What you will do —
Word for word, retype every entry in the listing.

** START Provided material **

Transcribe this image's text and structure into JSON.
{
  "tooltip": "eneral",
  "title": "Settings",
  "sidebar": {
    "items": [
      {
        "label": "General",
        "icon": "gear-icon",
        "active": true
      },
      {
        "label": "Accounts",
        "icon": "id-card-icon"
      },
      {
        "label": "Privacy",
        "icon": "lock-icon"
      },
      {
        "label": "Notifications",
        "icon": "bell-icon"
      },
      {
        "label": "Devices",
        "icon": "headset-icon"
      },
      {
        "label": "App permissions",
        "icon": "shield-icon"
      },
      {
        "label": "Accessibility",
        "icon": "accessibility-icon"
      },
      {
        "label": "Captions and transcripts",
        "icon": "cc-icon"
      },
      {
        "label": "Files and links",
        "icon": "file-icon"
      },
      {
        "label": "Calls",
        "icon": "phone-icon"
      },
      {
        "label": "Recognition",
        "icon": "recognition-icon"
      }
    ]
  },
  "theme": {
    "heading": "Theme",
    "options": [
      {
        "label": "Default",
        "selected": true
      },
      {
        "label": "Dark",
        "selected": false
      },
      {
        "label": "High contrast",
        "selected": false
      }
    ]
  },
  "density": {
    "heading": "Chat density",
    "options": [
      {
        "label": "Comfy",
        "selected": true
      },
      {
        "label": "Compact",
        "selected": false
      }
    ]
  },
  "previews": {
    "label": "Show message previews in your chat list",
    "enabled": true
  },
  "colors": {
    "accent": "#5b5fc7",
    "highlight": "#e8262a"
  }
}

** END Provided material **

Exercise result —
Transcribe this image's text and structure into JSON.
{
  "tooltip": "eneral",
  "title": "Settings",
  "sidebar": {
    "items": [
      {
        "label": "General",
        "icon": "gear-icon",
        "active": true
      },
      {
        "label": "Accounts",
        "icon": "id-card-icon"
      },
      {
        "label": "Privacy",
        "icon": "lock-icon"
      },
      {
        "label": "Notifications",
        "icon": "bell-icon"
      },
      {
        "label": "Devices",
        "icon": "headset-icon"
      },
      {
        "label": "App permissions",
        "icon": "shield-icon"
      },
      {
        "label": "Accessibility",
        "icon": "accessibility-icon"
      },
      {
        "label": "Captions and transcripts",
        "icon": "cc-icon"
      },
      {
        "label": "Files and links",
        "icon": "file-icon"
      },
      {
        "label": "Calls",
        "icon": "phone-icon"
      },
      {
        "label": "Recognition",
        "icon": "recognition-icon"
      }
    ]
  },
  "theme": {
    "heading": "Theme",
    "options": [
      {
        "label": "Default",
        "selected": true
      },
      {
        "label": "Dark",
        "selected": false
      },
      {
        "label": "High contrast",
        "selected": false
      }
    ]
  },
  "density": {
    "heading": "Chat density",
    "options": [
      {
        "label": "Comfy",
        "selected": true
      },
      {
        "label": "Compact",
        "selected": false
      }
    ]
  },
  "previews": {
    "label": "Show message previews in your chat list",
    "enabled": true
  },
  "colors": {
    "accent": "#5b5fc7",
    "highlight": "#e8262a"
  }
}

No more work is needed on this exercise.